* _Written request_
Print the complete set of entries exactly.

* _Data shown_

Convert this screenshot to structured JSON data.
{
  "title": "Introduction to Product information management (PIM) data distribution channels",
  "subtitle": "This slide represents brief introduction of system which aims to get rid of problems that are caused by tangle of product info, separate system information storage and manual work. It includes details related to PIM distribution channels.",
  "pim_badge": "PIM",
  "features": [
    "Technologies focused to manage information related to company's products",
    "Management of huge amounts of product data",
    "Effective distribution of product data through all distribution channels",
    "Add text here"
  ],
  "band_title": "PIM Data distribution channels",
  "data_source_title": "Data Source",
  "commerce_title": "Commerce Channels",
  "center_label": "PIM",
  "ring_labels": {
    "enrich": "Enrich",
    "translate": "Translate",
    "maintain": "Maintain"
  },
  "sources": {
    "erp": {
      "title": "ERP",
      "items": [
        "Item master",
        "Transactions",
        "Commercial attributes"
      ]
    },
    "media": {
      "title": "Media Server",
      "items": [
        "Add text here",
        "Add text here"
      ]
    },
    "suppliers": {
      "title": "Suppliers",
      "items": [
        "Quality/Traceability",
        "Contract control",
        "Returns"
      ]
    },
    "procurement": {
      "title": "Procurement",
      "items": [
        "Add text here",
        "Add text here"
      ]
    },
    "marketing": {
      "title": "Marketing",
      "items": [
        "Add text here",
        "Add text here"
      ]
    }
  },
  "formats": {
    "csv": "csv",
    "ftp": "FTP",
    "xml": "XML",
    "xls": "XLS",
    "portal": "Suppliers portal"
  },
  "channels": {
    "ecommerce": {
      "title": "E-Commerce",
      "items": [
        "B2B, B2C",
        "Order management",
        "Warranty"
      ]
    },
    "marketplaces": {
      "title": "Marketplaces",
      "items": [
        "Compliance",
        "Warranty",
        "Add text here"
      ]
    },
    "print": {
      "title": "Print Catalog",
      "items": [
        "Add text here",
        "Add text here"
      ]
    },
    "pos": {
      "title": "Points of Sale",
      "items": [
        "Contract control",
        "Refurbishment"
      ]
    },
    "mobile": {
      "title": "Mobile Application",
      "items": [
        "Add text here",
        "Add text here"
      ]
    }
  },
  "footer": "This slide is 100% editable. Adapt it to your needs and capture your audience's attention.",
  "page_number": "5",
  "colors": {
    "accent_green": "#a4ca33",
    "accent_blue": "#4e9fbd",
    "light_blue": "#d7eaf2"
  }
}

* _Solved problem_
Convert this screenshot to structured JSON data.
{
  "title": "Introduction to Product information management (PIM) data distribution channels",
  "subtitle": "This slide represents brief introduction of system which aims to get rid of problems that are caused by tangle of product info, separate system information storage and manual work. It includes details related to PIM distribution channels.",
  "pim_badge": "PIM",
  "features": [
    "Technologies focused to manage information related to company's products",
    "Management of huge amounts of product data",
    "Effective distribution of product data through all distribution channels",
    "Add text here"
  ],
  "band_title": "PIM Data distribution channels",
  "data_source_title": "Data Source",
  "commerce_title": "Commerce Channels",
  "center_label": "PIM",
  "ring_labels": {
    "enrich": "Enrich",
    "translate": "Translate",
    "maintain": "Maintain"
  },
  "sources": {
    "erp": {
      "title": "ERP",
      "items": [
        "Item master",
        "Transactions",
        "Commercial attributes"
      ]
    },
    "media": {
      "title": "Media Server",
      "items": [
        "Add text here",
        "Add text here"
      ]
    },
    "suppliers": {
      "title": "Suppliers",
      "items": [
        "Quality/Traceability",
        "Contract control",
        "Returns"
      ]
    },
    "procurement": {
      "title": "Procurement",
      "items": [
        "Add text here",
        "Add text here"
      ]
    },
    "marketing": {
      "title": "Marketing",
      "items": [
        "Add text here",
        "Add text here"
      ]
    }
  },
  "formats": {
    "csv": "csv",
    "ftp": "FTP",
    "xml": "XML",
    "xls": "XLS",
    "portal": "Suppliers portal"
  },
  "channels": {
    "ecommerce": {
      "title": "E-Commerce",
      "items": [
        "B2B, B2C",
        "Order management",
        "Warranty"
      ]
    },
    "marketplaces": {
      "title": "Marketplaces",
      "items": [
        "Compliance",
        "Warranty",
        "Add text here"
      ]
    },
    "print": {
      "title": "Print Catalog",
      "items": [
        "Add text here",
        "Add text here"
      ]
    },
    "pos": {
      "title": "Points of Sale",
      "items": [
        "Contract control",
        "Refurbishment"
      ]
    },
    "mobile": {
      "title": "Mobile Application",
      "items": [
        "Add text here",
        "Add text here"
      ]
    }
  },
  "footer": "This slide is 100% editable. Adapt it to your needs and capture your audience's attention.",
  "page_number": "5",
  "colors": {
    "accent_green": "#a4ca33",
    "accent_blue": "#4e9fbd",
    "light_blue": "#d7eaf2"
  }
}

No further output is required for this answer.